▶ _Instructions to follow_:
Write out the material below again, unchanged.
########
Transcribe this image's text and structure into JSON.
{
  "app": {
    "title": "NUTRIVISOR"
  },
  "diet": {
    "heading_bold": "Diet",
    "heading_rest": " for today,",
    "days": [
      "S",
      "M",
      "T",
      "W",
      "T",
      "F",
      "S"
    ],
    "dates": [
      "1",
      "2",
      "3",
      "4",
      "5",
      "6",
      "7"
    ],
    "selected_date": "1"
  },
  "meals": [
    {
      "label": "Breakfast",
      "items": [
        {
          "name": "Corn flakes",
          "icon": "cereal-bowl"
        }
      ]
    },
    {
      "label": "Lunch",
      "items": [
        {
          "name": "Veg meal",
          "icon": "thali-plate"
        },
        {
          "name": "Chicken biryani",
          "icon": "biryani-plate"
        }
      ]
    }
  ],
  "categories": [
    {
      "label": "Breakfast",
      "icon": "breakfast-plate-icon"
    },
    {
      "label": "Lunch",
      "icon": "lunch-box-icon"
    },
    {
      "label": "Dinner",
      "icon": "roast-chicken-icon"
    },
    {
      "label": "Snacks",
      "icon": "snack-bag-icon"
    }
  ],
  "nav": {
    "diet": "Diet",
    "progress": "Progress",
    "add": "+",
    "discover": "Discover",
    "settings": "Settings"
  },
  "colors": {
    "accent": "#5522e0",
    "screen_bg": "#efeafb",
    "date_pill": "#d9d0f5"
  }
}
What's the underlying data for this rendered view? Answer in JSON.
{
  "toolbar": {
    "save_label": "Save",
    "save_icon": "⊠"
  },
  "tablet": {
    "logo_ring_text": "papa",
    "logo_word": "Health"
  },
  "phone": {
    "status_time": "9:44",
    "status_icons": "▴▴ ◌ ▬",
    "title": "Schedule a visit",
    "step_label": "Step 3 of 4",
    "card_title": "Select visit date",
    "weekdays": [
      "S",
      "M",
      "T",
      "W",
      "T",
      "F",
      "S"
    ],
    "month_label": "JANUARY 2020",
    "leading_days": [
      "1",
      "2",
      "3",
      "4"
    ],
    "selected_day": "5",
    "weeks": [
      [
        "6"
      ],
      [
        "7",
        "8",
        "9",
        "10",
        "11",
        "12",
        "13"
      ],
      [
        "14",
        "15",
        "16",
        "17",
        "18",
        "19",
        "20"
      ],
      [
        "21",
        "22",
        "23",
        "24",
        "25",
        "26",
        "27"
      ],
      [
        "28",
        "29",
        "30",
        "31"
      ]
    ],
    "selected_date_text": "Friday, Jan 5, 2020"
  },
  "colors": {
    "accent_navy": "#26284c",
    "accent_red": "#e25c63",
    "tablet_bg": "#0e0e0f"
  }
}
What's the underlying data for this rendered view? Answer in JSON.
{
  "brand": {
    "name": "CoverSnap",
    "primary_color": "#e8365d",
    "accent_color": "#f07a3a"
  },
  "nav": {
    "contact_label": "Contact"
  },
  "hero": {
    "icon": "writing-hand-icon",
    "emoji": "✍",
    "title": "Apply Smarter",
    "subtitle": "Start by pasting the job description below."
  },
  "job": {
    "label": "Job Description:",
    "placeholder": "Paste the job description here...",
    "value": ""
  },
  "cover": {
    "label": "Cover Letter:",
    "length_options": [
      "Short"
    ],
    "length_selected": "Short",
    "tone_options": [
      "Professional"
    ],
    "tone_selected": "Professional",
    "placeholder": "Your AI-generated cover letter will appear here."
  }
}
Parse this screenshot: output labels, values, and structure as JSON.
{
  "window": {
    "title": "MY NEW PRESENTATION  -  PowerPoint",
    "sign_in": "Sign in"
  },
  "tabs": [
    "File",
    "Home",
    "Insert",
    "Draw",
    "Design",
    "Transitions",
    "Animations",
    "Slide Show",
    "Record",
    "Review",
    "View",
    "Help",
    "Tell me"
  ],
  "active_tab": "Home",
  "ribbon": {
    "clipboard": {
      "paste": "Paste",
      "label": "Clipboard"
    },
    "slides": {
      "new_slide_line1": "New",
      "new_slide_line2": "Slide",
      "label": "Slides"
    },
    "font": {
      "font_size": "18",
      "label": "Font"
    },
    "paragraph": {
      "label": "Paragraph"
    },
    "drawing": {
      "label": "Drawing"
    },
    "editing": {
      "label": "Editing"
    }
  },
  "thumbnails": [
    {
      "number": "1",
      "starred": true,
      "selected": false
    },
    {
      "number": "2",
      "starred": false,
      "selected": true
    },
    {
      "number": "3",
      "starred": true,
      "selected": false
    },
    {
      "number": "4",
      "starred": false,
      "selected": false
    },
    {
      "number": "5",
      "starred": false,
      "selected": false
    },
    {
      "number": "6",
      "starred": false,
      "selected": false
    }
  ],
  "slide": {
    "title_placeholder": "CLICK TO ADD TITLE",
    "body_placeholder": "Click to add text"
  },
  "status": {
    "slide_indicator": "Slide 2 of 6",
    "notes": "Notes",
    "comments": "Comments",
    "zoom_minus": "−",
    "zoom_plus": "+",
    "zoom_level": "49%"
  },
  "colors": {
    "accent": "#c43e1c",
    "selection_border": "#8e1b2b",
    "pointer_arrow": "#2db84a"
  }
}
########
▶ _Solution for this task_:
Transcribe this image's text and structure into JSON.
{
  "app": {
    "title": "NUTRIVISOR"
  },
  "diet": {
    "heading_bold": "Diet",
    "heading_rest": " for today,",
    "days": [
      "S",
      "M",
      "T",
      "W",
      "T",
      "F",
      "S"
    ],
    "dates": [
      "1",
      "2",
      "3",
      "4",
      "5",
      "6",
      "7"
    ],
    "selected_date": "1"
  },
  "meals": [
    {
      "label": "Breakfast",
      "items": [
        {
          "name": "Corn flakes",
          "icon": "cereal-bowl"
        }
      ]
    },
    {
      "label": "Lunch",
      "items": [
        {
          "name": "Veg meal",
          "icon": "thali-plate"
        },
        {
          "name": "Chicken biryani",
          "icon": "biryani-plate"
        }
      ]
    }
  ],
  "categories": [
    {
      "label": "Breakfast",
      "icon": "breakfast-plate-icon"
    },
    {
      "label": "Lunch",
      "icon": "lunch-box-icon"
    },
    {
      "label": "Dinner",
      "icon": "roast-chicken-icon"
    },
    {
      "label": "Snacks",
      "icon": "snack-bag-icon"
    }
  ],
  "nav": {
    "diet": "Diet",
    "progress": "Progress",
    "add": "+",
    "discover": "Discover",
    "settings": "Settings"
  },
  "colors": {
    "accent": "#5522e0",
    "screen_bg": "#efeafb",
    "date_pill": "#d9d0f5"
  }
}
What's the underlying data for this rendered view? Answer in JSON.
{
  "toolbar": {
    "save_label": "Save",
    "save_icon": "⊠"
  },
  "tablet": {
    "logo_ring_text": "papa",
    "logo_word": "Health"
  },
  "phone": {
    "status_time": "9:44",
    "status_icons": "▴▴ ◌ ▬",
    "title": "Schedule a visit",
    "step_label": "Step 3 of 4",
    "card_title": "Select visit date",
    "weekdays": [
      "S",
      "M",
      "T",
      "W",
      "T",
      "F",
      "S"
    ],
    "month_label": "JANUARY 2020",
    "leading_days": [
      "1",
      "2",
      "3",
      "4"
    ],
    "selected_day": "5",
    "weeks": [
      [
        "6"
      ],
      [
        "7",
        "8",
        "9",
        "10",
        "11",
        "12",
        "13"
      ],
      [
        "14",
        "15",
        "16",
        "17",
        "18",
        "19",
        "20"
      ],
      [
        "21",
        "22",
        "23",
        "24",
        "25",
        "26",
        "27"
      ],
      [
        "28",
        "29",
        "30",
        "31"
      ]
    ],
    "selected_date_text": "Friday, Jan 5, 2020"
  },
  "colors": {
    "accent_navy": "#26284c",
    "accent_red": "#e25c63",
    "tablet_bg": "#0e0e0f"
  }
}
What's the underlying data for this rendered view? Answer in JSON.
{
  "brand": {
    "name": "CoverSnap",
    "primary_color": "#e8365d",
    "accent_color": "#f07a3a"
  },
  "nav": {
    "contact_label": "Contact"
  },
  "hero": {
    "icon": "writing-hand-icon",
    "emoji": "✍",
    "title": "Apply Smarter",
    "subtitle": "Start by pasting the job description below."
  },
  "job": {
    "label": "Job Description:",
    "placeholder": "Paste the job description here...",
    "value": ""
  },
  "cover": {
    "label": "Cover Letter:",
    "length_options": [
      "Short"
    ],
    "length_selected": "Short",
    "tone_options": [
      "Professional"
    ],
    "tone_selected": "Professional",
    "placeholder": "Your AI-generated cover letter will appear here."
  }
}
Parse this screenshot: output labels, values, and structure as JSON.
{
  "window": {
    "title": "MY NEW PRESENTATION  -  PowerPoint",
    "sign_in": "Sign in"
  },
  "tabs": [
    "File",
    "Home",
    "Insert",
    "Draw",
    "Design",
    "Transitions",
    "Animations",
    "Slide Show",
    "Record",
    "Review",
    "View",
    "Help",
    "Tell me"
  ],
  "active_tab": "Home",
  "ribbon": {
    "clipboard": {
      "paste": "Paste",
      "label": "Clipboard"
    },
    "slides": {
      "new_slide_line1": "New",
      "new_slide_line2": "Slide",
      "label": "Slides"
    },
    "font": {
      "font_size": "18",
      "label": "Font"
    },
    "paragraph": {
      "label": "Paragraph"
    },
    "drawing": {
      "label": "Drawing"
    },
    "editing": {
      "label": "Editing"
    }
  },
  "thumbnails": [
    {
      "number": "1",
      "starred": true,
      "selected": false
    },
    {
      "number": "2",
      "starred": false,
      "selected": true
    },
    {
      "number": "3",
      "starred": true,
      "selected": false
    },
    {
      "number": "4",
      "starred": false,
      "selected": false
    },
    {
      "number": "5",
      "starred": false,
      "selected": false
    },
    {
      "number": "6",
      "starred": false,
      "selected": false
    }
  ],
  "slide": {
    "title_placeholder": "CLICK TO ADD TITLE",
    "body_placeholder": "Click to add text"
  },
  "status": {
    "slide_indicator": "Slide 2 of 6",
    "notes": "Notes",
    "comments": "Comments",
    "zoom_minus": "−",
    "zoom_plus": "+",
    "zoom_level": "49%"
  },
  "colors": {
    "accent": "#c43e1c",
    "selection_border": "#8e1b2b",
    "pointer_arrow": "#2db84a"
  }
}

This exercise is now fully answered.